[EXERCISE AIM]:
If a line of the records contains the string "TAKING", copy it out.

........

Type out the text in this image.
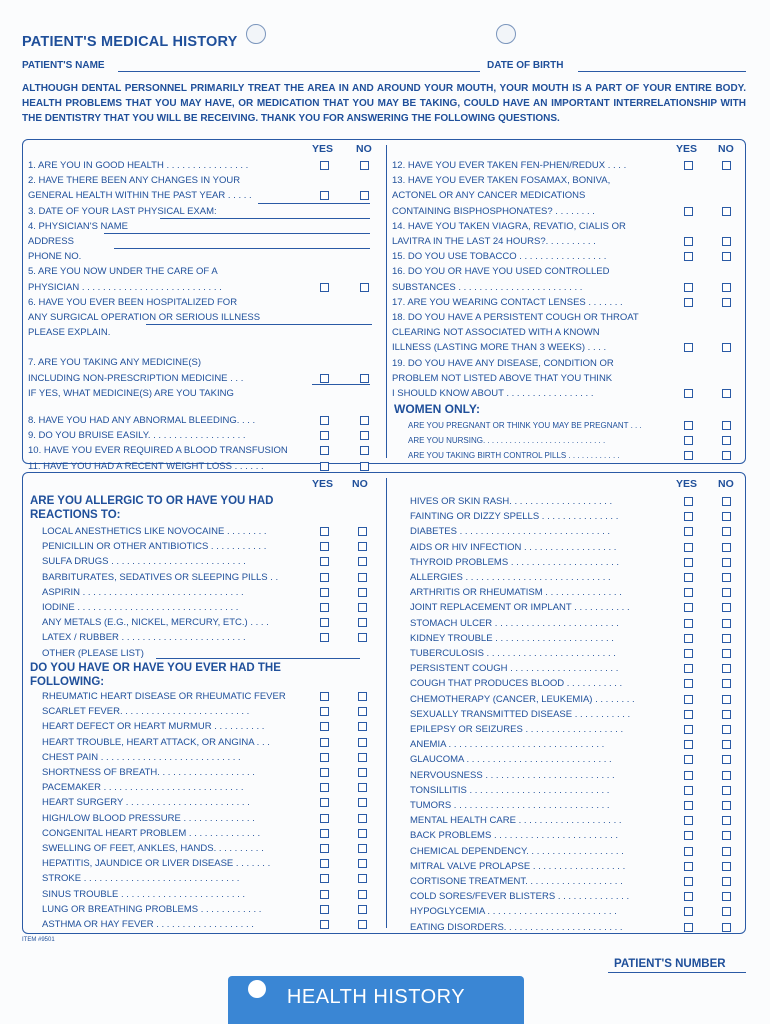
PATIENT'S MEDICAL HISTORY
PATIENT'S NAME	DATE OF BIRTH
ALTHOUGH DENTAL PERSONNEL PRIMARILY TREAT THE AREA IN AND AROUND YOUR MOUTH, YOUR MOUTH IS A PART OF YOUR ENTIRE BODY. HEALTH PROBLEMS THAT YOU MAY HAVE, OR MEDICATION THAT YOU MAY BE TAKING, COULD HAVE AN IMPORTANT INTERRELATIONSHIP WITH THE DENTISTRY THAT YOU WILL BE RECEIVING. THANK YOU FOR ANSWERING THE FOLLOWING QUESTIONS.
YES NO	YES NO
1. ARE YOU IN GOOD HEALTH . . . . . . . . . . . . . . . .
2. HAVE THERE BEEN ANY CHANGES IN YOUR
GENERAL HEALTH WITHIN THE PAST YEAR . . . . .
3. DATE OF YOUR LAST PHYSICAL EXAM:
4. PHYSICIAN'S NAME
ADDRESS
PHONE NO.
5. ARE YOU NOW UNDER THE CARE OF A
PHYSICIAN . . . . . . . . . . . . . . . . . . . . . . . . . . .
6. HAVE YOU EVER BEEN HOSPITALIZED FOR
ANY SURGICAL OPERATION OR SERIOUS ILLNESS
PLEASE EXPLAIN.
7. ARE YOU TAKING ANY MEDICINE(S)
INCLUDING NON-PRESCRIPTION MEDICINE . . .
IF YES, WHAT MEDICINE(S) ARE YOU TAKING
8. HAVE YOU HAD ANY ABNORMAL BLEEDING. . . .
9. DO YOU BRUISE EASILY. . . . . . . . . . . . . . . . . . .
10. HAVE YOU EVER REQUIRED A BLOOD TRANSFUSION
11. HAVE YOU HAD A RECENT WEIGHT LOSS . . . . . .
12. HAVE YOU EVER TAKEN FEN-PHEN/REDUX . . . .
13. HAVE YOU EVER TAKEN FOSAMAX, BONIVA,
ACTONEL OR ANY CANCER MEDICATIONS
CONTAINING BISPHOSPHONATES? . . . . . . . .
14. HAVE YOU TAKEN VIAGRA, REVATIO, CIALIS OR
LAVITRA IN THE LAST 24 HOURS?. . . . . . . . . .
15. DO YOU USE TOBACCO . . . . . . . . . . . . . . . . .
16. DO YOU OR HAVE YOU USED CONTROLLED
SUBSTANCES . . . . . . . . . . . . . . . . . . . . . . . .
17. ARE YOU WEARING CONTACT LENSES . . . . . . .
18. DO YOU HAVE A PERSISTENT COUGH OR THROAT
CLEARING NOT ASSOCIATED WITH A KNOWN
ILLNESS (LASTING MORE THAN 3 WEEKS) . . . .
19. DO YOU HAVE ANY DISEASE, CONDITION OR
PROBLEM NOT LISTED ABOVE THAT YOU THINK
I SHOULD KNOW ABOUT . . . . . . . . . . . . . . . . .
WOMEN ONLY:
ARE YOU PREGNANT OR THINK YOU MAY BE PREGNANT . . .
ARE YOU NURSING. . . . . . . . . . . . . . . . . . . . . . . . . . . .
ARE YOU TAKING BIRTH CONTROL PILLS . . . . . . . . . . . .
YES NO	YES NO
ARE YOU ALLERGIC TO OR HAVE YOU HAD REACTIONS TO:
LOCAL ANESTHETICS LIKE NOVOCAINE . . . . . . . .
PENICILLIN OR OTHER ANTIBIOTICS . . . . . . . . . . .
SULFA DRUGS . . . . . . . . . . . . . . . . . . . . . . . . . .
BARBITURATES, SEDATIVES OR SLEEPING PILLS . .
ASPIRIN . . . . . . . . . . . . . . . . . . . . . . . . . . . . . . .
IODINE . . . . . . . . . . . . . . . . . . . . . . . . . . . . . . .
ANY METALS (E.G., NICKEL, MERCURY, ETC.) . . . .
LATEX / RUBBER . . . . . . . . . . . . . . . . . . . . . . . .
OTHER (PLEASE LIST)
DO YOU HAVE OR HAVE YOU EVER HAD THE FOLLOWING:
RHEUMATIC HEART DISEASE OR RHEUMATIC FEVER
SCARLET FEVER. . . . . . . . . . . . . . . . . . . . . . . . .
HEART DEFECT OR HEART MURMUR . . . . . . . . . .
HEART TROUBLE, HEART ATTACK, OR ANGINA . . .
CHEST PAIN . . . . . . . . . . . . . . . . . . . . . . . . . . .
SHORTNESS OF BREATH. . . . . . . . . . . . . . . . . . .
PACEMAKER . . . . . . . . . . . . . . . . . . . . . . . . . . .
HEART SURGERY . . . . . . . . . . . . . . . . . . . . . . . .
HIGH/LOW BLOOD PRESSURE . . . . . . . . . . . . . .
CONGENITAL HEART PROBLEM . . . . . . . . . . . . . .
SWELLING OF FEET, ANKLES, HANDS. . . . . . . . . .
HEPATITIS, JAUNDICE OR LIVER DISEASE . . . . . . .
STROKE . . . . . . . . . . . . . . . . . . . . . . . . . . . . . .
SINUS TROUBLE . . . . . . . . . . . . . . . . . . . . . . . .
LUNG OR BREATHING PROBLEMS . . . . . . . . . . . .
ASTHMA OR HAY FEVER . . . . . . . . . . . . . . . . . . .
HIVES OR SKIN RASH. . . . . . . . . . . . . . . . . . . .
FAINTING OR DIZZY SPELLS . . . . . . . . . . . . . . .
DIABETES . . . . . . . . . . . . . . . . . . . . . . . . . . . . .
AIDS OR HIV INFECTION . . . . . . . . . . . . . . . . . .
THYROID PROBLEMS . . . . . . . . . . . . . . . . . . . . .
ALLERGIES . . . . . . . . . . . . . . . . . . . . . . . . . . . .
ARTHRITIS OR RHEUMATISM . . . . . . . . . . . . . . .
JOINT REPLACEMENT OR IMPLANT . . . . . . . . . . .
STOMACH ULCER . . . . . . . . . . . . . . . . . . . . . . . .
KIDNEY TROUBLE . . . . . . . . . . . . . . . . . . . . . . .
TUBERCULOSIS . . . . . . . . . . . . . . . . . . . . . . . . .
PERSISTENT COUGH . . . . . . . . . . . . . . . . . . . . .
COUGH THAT PRODUCES BLOOD . . . . . . . . . . .
CHEMOTHERAPY (CANCER, LEUKEMIA) . . . . . . . .
SEXUALLY TRANSMITTED DISEASE . . . . . . . . . . .
EPILEPSY OR SEIZURES . . . . . . . . . . . . . . . . . . .
ANEMIA . . . . . . . . . . . . . . . . . . . . . . . . . . . . . .
GLAUCOMA . . . . . . . . . . . . . . . . . . . . . . . . . . . .
NERVOUSNESS . . . . . . . . . . . . . . . . . . . . . . . . .
TONSILLITIS . . . . . . . . . . . . . . . . . . . . . . . . . . .
TUMORS . . . . . . . . . . . . . . . . . . . . . . . . . . . . . .
MENTAL HEALTH CARE . . . . . . . . . . . . . . . . . . . .
BACK PROBLEMS . . . . . . . . . . . . . . . . . . . . . . . .
CHEMICAL DEPENDENCY. . . . . . . . . . . . . . . . . . .
MITRAL VALVE PROLAPSE . . . . . . . . . . . . . . . . . .
CORTISONE TREATMENT. . . . . . . . . . . . . . . . . . .
COLD SORES/FEVER BLISTERS . . . . . . . . . . . . . .
HYPOGLYCEMIA . . . . . . . . . . . . . . . . . . . . . . . . .
EATING DISORDERS. . . . . . . . . . . . . . . . . . . . . . .
ITEM #9501
PATIENT'S NUMBER
HEALTH HISTORY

........

[EXERCISE ANSWER]:
ALTHOUGH DENTAL PERSONNEL PRIMARILY TREAT THE AREA IN AND AROUND YOUR MOUTH, YOUR MOUTH IS A PART OF YOUR ENTIRE BODY. HEALTH PROBLEMS THAT YOU MAY HAVE, OR MEDICATION THAT YOU MAY BE TAKING, COULD HAVE AN IMPORTANT INTERRELATIONSHIP WITH THE DENTISTRY THAT YOU WILL BE RECEIVING. THANK YOU FOR ANSWERING THE FOLLOWING QUESTIONS.
7. ARE YOU TAKING ANY MEDICINE(S)
IF YES, WHAT MEDICINE(S) ARE YOU TAKING
ARE YOU TAKING BIRTH CONTROL PILLS . . . . . . . . . . . .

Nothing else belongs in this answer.